## WHAT YOU ARE ASKED TO DO
Print every line of the listing exactly, please.

Source records
↓↓↓
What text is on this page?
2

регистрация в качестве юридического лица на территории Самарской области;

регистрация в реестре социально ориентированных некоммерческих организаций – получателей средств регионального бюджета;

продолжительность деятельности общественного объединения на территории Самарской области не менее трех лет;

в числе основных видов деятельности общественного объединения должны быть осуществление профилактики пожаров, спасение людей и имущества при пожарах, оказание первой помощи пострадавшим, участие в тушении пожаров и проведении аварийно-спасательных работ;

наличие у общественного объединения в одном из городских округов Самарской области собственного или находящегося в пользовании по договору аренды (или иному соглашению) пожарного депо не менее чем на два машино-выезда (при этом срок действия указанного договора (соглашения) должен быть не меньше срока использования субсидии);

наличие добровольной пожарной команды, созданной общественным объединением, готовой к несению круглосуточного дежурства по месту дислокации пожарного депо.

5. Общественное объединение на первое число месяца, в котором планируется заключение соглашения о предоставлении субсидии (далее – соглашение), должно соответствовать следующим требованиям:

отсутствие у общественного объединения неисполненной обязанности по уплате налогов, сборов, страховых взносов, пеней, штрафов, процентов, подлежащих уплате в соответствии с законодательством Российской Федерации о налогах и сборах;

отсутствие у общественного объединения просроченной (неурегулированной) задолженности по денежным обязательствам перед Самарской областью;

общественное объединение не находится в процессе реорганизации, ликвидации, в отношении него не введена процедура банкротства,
↑↑↑
## FULL SOLUTION
What text is on this page?
2

регистрация в качестве юридического лица на территории Самарской области;

регистрация в реестре социально ориентированных некоммерческих организаций – получателей средств регионального бюджета;

продолжительность деятельности общественного объединения на территории Самарской области не менее трех лет;

в числе основных видов деятельности общественного объединения должны быть осуществление профилактики пожаров, спасение людей и имущества при пожарах, оказание первой помощи пострадавшим, участие в тушении пожаров и проведении аварийно-спасательных работ;

наличие у общественного объединения в одном из городских округов Самарской области собственного или находящегося в пользовании по договору аренды (или иному соглашению) пожарного депо не менее чем на два машино-выезда (при этом срок действия указанного договора (соглашения) должен быть не меньше срока использования субсидии);

наличие добровольной пожарной команды, созданной общественным объединением, готовой к несению круглосуточного дежурства по месту дислокации пожарного депо.

5. Общественное объединение на первое число месяца, в котором планируется заключение соглашения о предоставлении субсидии (далее – соглашение), должно соответствовать следующим требованиям:

отсутствие у общественного объединения неисполненной обязанности по уплате налогов, сборов, страховых взносов, пеней, штрафов, процентов, подлежащих уплате в соответствии с законодательством Российской Федерации о налогах и сборах;

отсутствие у общественного объединения просроченной (неурегулированной) задолженности по денежным обязательствам перед Самарской областью;

общественное объединение не находится в процессе реорганизации, ликвидации, в отношении него не введена процедура банкротства,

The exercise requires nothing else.